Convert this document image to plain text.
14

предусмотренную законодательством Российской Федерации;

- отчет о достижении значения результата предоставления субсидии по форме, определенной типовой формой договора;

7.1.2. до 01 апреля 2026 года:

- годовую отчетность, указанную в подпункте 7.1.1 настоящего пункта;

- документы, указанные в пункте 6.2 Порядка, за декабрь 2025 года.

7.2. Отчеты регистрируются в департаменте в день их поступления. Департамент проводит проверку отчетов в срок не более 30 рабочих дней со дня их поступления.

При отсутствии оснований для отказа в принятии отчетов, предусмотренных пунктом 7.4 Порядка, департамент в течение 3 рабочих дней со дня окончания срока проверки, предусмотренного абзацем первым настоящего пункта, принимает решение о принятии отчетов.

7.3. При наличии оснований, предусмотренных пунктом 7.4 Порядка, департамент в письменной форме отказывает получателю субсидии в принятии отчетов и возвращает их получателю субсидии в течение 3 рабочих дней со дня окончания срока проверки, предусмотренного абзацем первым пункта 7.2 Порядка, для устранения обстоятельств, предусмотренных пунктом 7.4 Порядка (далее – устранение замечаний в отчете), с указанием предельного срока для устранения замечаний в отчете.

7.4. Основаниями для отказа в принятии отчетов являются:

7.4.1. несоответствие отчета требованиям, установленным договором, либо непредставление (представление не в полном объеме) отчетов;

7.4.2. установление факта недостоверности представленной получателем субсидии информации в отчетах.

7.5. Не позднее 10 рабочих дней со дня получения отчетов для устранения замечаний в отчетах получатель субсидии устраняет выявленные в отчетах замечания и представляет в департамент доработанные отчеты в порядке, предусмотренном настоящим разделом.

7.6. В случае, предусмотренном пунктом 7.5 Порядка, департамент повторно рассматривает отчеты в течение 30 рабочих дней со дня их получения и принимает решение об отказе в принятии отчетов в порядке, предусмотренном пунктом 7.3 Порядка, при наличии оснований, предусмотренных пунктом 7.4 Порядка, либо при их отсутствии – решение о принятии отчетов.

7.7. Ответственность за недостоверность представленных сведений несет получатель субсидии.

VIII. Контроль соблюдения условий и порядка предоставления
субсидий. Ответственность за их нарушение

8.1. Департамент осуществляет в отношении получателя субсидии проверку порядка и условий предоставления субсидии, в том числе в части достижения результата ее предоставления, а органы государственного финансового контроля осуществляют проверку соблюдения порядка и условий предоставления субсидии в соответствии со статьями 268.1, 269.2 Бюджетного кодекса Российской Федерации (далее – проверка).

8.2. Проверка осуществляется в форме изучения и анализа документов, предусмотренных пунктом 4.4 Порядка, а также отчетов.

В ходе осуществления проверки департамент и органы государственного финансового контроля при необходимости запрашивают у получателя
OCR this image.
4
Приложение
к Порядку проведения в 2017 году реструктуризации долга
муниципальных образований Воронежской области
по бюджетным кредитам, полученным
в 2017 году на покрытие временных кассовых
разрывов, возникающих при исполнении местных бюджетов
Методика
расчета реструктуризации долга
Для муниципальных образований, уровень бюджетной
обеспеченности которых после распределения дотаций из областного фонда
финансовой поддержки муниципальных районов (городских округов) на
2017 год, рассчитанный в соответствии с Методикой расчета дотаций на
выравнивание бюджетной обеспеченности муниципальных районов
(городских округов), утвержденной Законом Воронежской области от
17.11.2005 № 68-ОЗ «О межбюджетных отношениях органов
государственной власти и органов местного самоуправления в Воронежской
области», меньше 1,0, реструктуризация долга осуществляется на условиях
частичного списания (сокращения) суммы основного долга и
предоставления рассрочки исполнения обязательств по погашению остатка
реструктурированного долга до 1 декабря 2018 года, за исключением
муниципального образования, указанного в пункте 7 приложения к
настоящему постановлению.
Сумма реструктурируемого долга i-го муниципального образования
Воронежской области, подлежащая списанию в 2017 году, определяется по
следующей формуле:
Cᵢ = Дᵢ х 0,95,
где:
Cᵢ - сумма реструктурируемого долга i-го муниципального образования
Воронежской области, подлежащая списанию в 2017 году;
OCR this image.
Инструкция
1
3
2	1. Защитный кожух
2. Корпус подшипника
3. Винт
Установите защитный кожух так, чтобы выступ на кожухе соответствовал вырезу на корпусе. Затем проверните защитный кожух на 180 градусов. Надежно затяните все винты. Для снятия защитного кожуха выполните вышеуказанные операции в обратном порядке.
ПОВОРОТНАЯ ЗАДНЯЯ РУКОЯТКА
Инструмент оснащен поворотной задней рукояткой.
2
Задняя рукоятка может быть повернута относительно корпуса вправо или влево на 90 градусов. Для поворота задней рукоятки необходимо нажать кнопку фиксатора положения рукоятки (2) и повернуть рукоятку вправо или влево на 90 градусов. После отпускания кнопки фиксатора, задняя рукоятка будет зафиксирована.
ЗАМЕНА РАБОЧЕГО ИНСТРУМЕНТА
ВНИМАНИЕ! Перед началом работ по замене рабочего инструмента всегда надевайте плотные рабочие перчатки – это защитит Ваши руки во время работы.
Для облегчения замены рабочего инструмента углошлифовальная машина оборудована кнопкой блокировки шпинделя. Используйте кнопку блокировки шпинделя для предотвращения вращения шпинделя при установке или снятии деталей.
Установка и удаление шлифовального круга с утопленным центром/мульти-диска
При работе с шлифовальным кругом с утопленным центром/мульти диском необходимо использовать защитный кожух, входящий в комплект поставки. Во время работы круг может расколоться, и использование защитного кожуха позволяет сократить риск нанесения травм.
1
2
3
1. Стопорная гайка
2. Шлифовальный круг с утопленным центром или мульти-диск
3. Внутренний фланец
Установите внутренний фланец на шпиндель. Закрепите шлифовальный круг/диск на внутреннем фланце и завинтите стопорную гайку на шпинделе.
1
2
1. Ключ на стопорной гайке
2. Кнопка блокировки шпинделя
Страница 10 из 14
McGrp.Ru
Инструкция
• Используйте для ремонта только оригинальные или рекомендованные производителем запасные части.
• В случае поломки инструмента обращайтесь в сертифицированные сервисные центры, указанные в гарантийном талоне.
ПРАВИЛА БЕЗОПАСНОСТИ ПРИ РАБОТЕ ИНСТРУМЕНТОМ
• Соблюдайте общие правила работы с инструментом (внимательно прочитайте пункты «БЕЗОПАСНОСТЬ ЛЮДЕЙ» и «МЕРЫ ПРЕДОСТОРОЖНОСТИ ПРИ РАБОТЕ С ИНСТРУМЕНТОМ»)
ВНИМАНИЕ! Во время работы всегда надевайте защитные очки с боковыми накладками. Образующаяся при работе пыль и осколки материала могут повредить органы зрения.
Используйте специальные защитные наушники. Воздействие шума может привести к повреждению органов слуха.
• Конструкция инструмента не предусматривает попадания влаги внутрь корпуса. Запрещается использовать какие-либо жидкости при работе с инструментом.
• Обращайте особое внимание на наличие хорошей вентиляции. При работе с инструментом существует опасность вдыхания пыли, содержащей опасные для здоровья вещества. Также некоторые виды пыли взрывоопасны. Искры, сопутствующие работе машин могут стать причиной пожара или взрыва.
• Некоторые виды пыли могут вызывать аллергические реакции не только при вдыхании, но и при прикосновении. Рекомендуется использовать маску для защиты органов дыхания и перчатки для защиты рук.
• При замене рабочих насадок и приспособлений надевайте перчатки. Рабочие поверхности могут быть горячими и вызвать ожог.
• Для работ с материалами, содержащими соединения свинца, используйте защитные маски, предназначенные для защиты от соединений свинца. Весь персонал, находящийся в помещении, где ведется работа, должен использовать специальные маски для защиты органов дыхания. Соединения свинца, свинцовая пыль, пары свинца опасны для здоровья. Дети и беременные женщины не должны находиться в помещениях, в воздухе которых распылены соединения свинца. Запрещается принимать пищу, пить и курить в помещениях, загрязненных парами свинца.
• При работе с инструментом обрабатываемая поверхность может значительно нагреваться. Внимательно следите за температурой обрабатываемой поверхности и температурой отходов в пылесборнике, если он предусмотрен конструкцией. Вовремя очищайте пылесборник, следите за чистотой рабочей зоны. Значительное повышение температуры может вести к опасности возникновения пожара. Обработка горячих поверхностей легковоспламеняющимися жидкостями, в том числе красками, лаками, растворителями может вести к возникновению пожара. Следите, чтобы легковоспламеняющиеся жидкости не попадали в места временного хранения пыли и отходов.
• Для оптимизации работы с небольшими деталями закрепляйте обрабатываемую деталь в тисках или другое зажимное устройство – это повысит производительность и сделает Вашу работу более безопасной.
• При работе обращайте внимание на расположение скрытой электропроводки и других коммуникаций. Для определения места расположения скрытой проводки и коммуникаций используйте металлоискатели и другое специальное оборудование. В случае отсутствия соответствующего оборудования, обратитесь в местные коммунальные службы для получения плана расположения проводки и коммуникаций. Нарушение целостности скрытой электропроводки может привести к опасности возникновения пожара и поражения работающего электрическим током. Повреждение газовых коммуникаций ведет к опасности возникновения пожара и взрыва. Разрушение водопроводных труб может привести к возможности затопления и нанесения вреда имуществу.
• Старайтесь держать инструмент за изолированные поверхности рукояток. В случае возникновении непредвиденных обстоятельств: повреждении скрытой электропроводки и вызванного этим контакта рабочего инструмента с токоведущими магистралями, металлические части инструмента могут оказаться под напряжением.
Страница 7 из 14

══════════════════════════════

TASK PROMPT:
Scan the material for lines with the word "чтобы", and copy each line you find.

SOLUTION TO THIS EXERCISE:
Установите защитный кожух так, чтобы выступ на кожухе соответствовал вырезу на корпусе. Затем проверните защитный кожух на 180 градусов. Надежно затяните все винты. Для снятия защитного кожуха выполните вышеуказанные операции в обратном порядке.
• При работе с инструментом обрабатываемая поверхность может значительно нагреваться. Внимательно следите за температурой обрабатываемой поверхности и температурой отходов в пылесборнике, если он предусмотрен конструкцией. Вовремя очищайте пылесборник, следите за чистотой рабочей зоны. Значительное повышение температуры может вести к опасности возникновения пожара. Обработка горячих поверхностей легковоспламеняющимися жидкостями, в том числе красками, лаками, растворителями может вести к возникновению пожара. Следите, чтобы легковоспламеняющиеся жидкости не попадали в места временного хранения пыли и отходов.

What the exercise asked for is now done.